[Stored records]

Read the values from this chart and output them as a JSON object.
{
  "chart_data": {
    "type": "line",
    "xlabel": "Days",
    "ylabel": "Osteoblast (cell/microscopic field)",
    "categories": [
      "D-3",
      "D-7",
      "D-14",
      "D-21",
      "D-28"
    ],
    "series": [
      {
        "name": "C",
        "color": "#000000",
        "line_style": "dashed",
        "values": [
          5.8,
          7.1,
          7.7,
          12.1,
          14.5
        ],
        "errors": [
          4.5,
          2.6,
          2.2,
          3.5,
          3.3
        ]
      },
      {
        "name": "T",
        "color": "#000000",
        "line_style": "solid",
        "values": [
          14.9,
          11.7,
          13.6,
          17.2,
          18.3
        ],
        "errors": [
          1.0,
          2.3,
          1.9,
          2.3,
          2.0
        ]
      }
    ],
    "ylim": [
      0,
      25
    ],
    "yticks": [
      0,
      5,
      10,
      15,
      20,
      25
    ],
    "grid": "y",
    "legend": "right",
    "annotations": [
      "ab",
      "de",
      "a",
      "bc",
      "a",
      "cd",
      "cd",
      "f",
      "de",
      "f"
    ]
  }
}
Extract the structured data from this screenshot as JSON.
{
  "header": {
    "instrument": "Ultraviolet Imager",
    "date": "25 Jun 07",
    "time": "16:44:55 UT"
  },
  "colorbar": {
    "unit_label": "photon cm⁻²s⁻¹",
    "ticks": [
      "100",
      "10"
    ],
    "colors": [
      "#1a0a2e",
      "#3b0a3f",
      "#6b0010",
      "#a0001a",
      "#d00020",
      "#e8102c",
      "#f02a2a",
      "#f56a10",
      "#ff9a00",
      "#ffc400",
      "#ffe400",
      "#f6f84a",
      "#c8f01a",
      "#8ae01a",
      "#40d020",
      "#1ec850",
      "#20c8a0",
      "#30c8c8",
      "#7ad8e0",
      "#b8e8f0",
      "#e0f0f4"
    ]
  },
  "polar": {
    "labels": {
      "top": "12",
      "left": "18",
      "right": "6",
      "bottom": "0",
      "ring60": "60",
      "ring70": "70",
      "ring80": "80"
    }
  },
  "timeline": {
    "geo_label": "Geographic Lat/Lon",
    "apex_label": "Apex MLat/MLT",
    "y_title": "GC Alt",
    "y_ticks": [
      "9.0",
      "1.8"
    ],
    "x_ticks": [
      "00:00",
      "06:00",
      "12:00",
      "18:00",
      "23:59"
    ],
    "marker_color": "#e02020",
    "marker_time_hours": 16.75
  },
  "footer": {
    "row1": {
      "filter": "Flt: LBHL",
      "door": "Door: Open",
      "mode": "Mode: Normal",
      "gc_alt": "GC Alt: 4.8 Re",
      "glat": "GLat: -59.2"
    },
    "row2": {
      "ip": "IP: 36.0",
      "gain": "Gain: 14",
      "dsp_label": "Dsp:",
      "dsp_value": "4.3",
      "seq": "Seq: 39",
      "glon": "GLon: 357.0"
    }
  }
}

• _AIM_: Show, from the listing above, each line that contains the word "JSON".

• _WRITTEN SOLUTION_:
Read the values from this chart and output them as a JSON object.
Extract the structured data from this screenshot as JSON.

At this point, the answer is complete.